▶ [WRITTEN TASK]:
Pick out every line holding the string "this" and copy it.

▶ [GIVEN INFORMATION]:
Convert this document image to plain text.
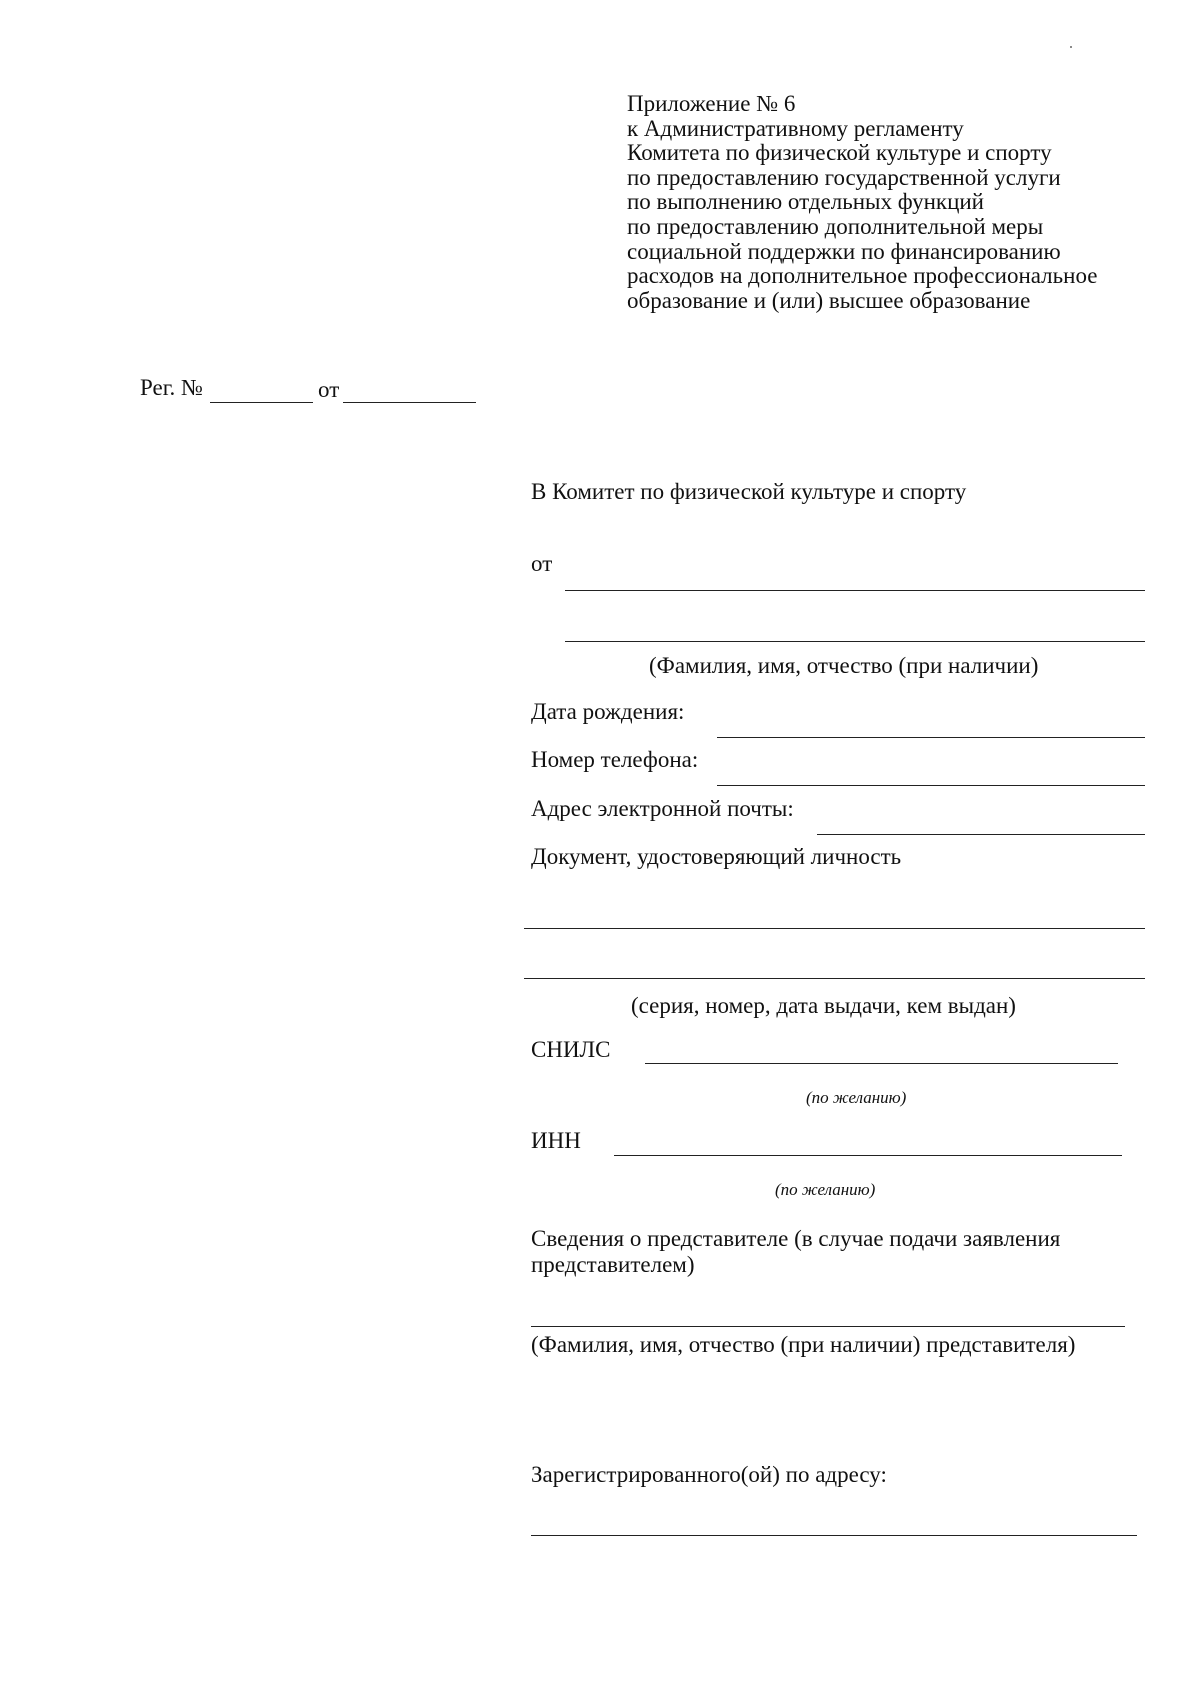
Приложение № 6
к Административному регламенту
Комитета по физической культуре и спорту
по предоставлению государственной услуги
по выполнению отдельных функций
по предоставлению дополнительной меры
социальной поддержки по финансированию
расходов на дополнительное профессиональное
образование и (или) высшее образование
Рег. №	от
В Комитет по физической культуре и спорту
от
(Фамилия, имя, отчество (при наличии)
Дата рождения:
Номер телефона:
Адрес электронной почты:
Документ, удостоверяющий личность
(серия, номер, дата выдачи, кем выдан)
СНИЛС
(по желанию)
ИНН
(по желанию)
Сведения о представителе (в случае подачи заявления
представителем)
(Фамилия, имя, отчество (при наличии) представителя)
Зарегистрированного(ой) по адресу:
--
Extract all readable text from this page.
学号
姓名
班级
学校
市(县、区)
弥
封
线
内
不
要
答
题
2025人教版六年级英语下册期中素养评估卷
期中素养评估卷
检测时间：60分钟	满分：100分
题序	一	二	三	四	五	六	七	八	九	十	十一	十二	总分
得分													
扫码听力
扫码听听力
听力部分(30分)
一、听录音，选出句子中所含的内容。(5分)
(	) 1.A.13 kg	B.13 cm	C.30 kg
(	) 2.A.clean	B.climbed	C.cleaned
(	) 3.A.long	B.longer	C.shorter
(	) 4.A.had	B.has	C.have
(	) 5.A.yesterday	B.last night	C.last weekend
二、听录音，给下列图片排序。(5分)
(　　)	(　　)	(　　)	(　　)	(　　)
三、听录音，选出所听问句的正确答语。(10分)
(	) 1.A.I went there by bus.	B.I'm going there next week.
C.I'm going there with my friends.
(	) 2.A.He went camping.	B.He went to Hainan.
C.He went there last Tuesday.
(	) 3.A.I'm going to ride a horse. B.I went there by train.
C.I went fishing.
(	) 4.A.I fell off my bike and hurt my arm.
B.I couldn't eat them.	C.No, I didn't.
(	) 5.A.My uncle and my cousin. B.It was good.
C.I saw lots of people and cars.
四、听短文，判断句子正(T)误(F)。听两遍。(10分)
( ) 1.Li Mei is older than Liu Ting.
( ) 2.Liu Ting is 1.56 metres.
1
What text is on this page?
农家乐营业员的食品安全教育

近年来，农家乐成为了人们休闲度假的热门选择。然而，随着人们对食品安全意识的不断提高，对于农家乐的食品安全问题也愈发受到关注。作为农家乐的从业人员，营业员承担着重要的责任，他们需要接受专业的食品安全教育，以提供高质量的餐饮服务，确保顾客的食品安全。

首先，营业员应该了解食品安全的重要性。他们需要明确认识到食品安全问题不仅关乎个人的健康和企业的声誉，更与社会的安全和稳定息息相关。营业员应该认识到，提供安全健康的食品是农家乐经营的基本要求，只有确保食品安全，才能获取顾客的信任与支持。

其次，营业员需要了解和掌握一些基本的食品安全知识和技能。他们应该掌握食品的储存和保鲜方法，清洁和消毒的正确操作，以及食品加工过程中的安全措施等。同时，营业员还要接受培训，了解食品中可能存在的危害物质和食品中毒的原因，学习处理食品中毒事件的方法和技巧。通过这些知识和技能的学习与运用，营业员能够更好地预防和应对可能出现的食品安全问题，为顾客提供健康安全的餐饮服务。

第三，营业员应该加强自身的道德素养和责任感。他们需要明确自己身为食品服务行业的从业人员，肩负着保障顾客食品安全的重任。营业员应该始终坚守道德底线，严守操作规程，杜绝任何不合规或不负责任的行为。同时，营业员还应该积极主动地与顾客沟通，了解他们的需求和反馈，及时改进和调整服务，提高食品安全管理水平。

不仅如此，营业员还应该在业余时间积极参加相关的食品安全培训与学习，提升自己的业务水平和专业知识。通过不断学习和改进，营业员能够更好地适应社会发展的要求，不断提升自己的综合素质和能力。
==
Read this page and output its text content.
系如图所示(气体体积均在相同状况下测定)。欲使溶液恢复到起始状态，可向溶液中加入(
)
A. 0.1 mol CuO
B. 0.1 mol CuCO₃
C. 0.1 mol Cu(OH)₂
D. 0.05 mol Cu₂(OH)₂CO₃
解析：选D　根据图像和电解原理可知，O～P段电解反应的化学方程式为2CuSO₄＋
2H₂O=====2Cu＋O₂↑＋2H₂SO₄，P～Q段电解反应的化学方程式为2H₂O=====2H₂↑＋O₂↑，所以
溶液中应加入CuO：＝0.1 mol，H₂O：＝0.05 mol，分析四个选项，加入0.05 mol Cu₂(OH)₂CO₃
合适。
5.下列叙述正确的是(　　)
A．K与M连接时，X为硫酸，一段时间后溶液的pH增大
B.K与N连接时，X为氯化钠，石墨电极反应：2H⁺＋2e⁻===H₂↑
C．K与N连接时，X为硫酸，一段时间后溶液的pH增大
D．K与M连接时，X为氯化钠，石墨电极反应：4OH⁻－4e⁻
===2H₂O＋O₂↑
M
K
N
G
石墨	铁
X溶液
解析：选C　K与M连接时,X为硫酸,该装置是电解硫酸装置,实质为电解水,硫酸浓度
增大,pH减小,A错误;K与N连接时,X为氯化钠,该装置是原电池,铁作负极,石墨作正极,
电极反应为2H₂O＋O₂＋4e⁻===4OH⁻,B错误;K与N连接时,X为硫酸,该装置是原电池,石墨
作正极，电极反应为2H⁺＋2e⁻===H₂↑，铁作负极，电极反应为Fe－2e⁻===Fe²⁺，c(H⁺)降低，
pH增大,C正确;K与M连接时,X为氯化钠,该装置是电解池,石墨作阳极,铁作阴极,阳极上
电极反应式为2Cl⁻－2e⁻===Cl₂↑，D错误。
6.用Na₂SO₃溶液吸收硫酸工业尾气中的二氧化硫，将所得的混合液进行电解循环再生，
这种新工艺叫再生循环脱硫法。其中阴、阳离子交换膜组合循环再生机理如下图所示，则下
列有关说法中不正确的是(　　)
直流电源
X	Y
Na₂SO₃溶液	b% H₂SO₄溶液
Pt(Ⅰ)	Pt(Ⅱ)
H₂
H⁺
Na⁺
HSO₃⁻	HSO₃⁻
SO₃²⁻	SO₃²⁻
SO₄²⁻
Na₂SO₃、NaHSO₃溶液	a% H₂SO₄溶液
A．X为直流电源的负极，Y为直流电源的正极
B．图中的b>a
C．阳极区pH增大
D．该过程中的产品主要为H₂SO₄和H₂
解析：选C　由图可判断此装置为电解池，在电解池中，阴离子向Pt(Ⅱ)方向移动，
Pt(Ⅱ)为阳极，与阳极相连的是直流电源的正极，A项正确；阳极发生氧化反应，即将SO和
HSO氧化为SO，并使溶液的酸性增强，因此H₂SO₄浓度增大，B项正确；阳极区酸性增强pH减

▶ [SOLUTION]:
Convert this document image to plain text.
Extract all readable text from this page.
What text is on this page?
Read this page and output its text content.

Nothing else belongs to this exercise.